START DATA TO USE
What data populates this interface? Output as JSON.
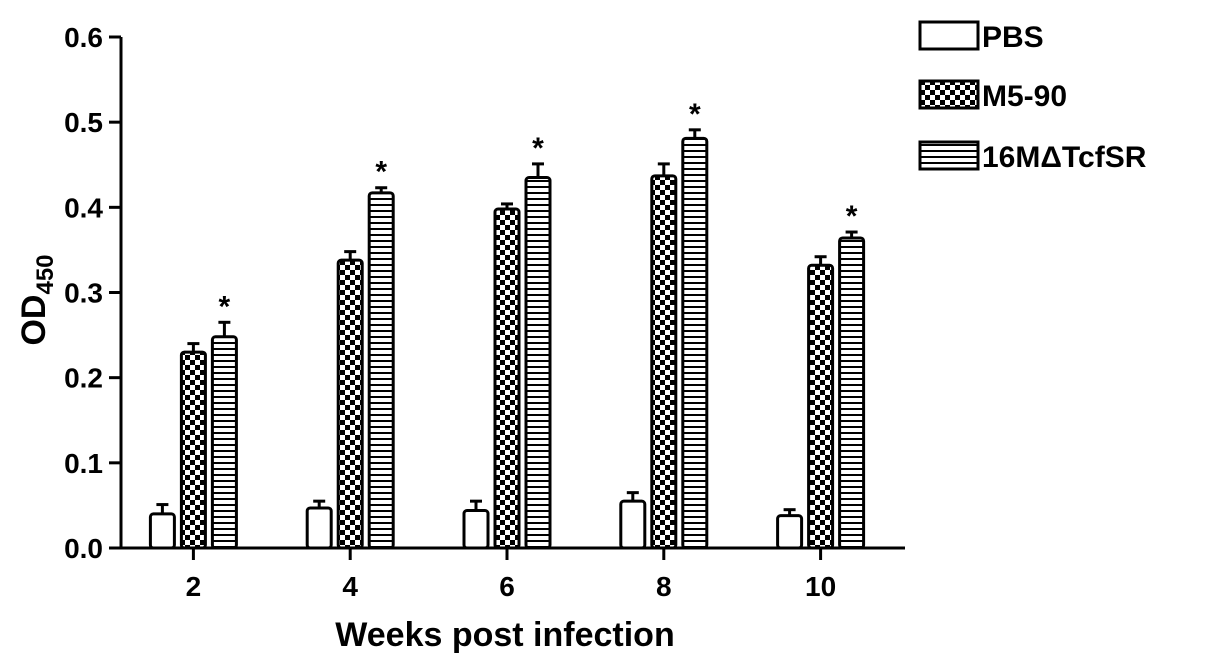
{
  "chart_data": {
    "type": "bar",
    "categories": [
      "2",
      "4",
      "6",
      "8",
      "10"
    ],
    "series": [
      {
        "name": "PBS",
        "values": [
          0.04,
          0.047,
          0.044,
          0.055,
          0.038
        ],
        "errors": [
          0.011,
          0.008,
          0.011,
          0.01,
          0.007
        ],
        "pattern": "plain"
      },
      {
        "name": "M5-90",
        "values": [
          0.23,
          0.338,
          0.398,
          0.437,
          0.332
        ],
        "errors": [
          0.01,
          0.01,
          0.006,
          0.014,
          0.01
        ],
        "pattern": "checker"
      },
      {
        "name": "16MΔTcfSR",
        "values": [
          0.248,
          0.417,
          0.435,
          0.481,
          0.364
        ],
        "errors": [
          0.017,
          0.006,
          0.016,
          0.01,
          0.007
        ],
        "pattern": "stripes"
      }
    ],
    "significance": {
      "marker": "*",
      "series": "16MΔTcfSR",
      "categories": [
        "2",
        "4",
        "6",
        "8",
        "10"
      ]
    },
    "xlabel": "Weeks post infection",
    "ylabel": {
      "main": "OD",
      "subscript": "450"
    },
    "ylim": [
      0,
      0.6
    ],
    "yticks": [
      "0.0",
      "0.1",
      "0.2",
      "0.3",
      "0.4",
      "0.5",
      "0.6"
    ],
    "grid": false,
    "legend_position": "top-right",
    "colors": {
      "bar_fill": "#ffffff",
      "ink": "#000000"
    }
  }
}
END DATA TO USE
START DATA TO USE
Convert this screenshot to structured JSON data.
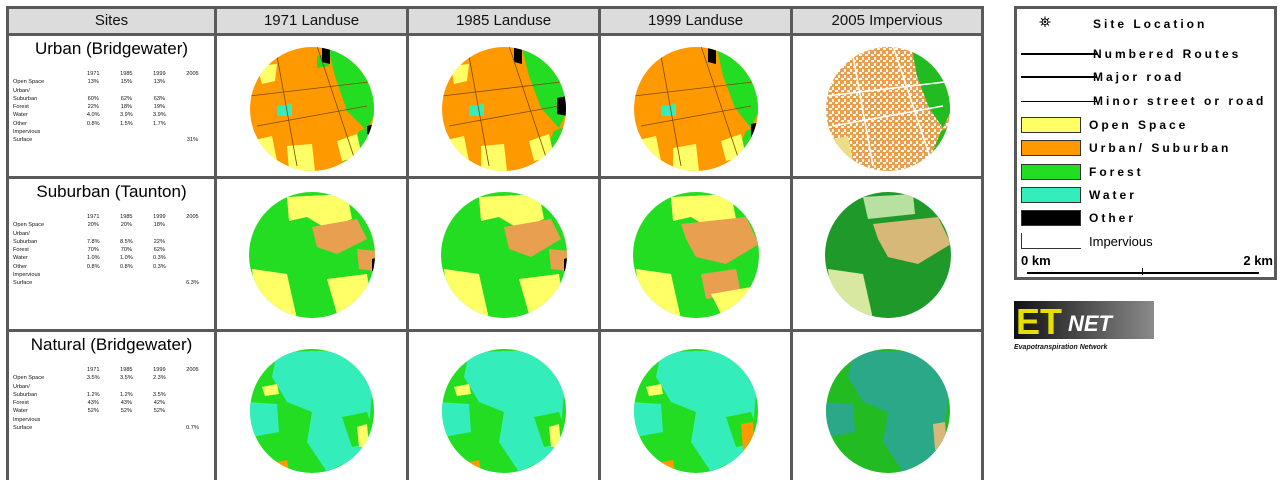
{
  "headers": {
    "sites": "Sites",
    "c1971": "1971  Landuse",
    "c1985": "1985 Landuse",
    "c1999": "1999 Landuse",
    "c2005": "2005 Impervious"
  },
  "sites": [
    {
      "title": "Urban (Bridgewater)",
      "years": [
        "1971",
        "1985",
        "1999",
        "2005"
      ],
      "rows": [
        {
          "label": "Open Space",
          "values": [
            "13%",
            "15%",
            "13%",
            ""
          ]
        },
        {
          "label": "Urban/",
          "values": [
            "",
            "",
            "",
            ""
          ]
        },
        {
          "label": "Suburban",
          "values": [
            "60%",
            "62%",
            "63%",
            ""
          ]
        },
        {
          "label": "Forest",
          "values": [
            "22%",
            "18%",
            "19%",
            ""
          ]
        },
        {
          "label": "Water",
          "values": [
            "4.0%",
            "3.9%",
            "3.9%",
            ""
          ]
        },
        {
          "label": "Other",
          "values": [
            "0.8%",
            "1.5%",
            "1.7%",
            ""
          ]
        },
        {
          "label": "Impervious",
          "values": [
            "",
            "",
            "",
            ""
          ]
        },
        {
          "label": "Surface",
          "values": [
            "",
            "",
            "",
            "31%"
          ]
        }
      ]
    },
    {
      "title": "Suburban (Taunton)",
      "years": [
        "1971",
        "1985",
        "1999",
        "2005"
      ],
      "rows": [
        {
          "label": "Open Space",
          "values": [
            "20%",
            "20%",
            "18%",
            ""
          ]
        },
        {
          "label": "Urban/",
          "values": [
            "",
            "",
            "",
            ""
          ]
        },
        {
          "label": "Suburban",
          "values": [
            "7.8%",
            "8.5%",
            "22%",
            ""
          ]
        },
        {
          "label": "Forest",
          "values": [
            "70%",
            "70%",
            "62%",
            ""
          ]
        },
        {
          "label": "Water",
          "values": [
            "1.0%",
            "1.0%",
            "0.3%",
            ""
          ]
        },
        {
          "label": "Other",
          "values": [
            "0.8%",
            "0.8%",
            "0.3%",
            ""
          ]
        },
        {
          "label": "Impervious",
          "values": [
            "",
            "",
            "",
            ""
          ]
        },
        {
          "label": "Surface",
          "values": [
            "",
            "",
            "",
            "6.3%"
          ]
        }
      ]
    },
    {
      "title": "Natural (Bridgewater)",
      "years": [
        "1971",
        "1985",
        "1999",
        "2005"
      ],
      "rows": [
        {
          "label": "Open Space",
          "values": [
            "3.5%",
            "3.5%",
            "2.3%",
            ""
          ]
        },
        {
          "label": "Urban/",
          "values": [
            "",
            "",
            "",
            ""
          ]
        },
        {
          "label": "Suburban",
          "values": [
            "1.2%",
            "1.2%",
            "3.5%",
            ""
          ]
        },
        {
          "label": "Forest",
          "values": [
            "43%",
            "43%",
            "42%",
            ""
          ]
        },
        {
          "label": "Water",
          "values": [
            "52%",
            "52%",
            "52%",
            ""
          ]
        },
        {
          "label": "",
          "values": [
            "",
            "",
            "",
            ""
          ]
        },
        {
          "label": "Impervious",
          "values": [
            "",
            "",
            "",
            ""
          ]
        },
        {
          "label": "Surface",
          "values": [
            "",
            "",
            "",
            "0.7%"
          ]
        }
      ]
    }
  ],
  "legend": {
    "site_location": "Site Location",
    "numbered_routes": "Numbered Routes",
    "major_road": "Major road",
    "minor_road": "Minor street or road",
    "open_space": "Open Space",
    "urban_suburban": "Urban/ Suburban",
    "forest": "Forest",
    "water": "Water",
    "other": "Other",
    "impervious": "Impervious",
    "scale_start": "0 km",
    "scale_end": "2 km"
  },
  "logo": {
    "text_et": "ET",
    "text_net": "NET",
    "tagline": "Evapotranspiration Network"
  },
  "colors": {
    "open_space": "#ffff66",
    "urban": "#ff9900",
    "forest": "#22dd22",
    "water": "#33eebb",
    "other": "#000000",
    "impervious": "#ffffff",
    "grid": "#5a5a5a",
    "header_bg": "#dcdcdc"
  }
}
END DATA TO USE
WORK INSTRUCTIONS:
Search the entries for the string "pattern" and collect each line that has it.

ANSWER TO THIS EXERCISE:
        "pattern": "plain"
        "pattern": "checker"
        "pattern": "stripes"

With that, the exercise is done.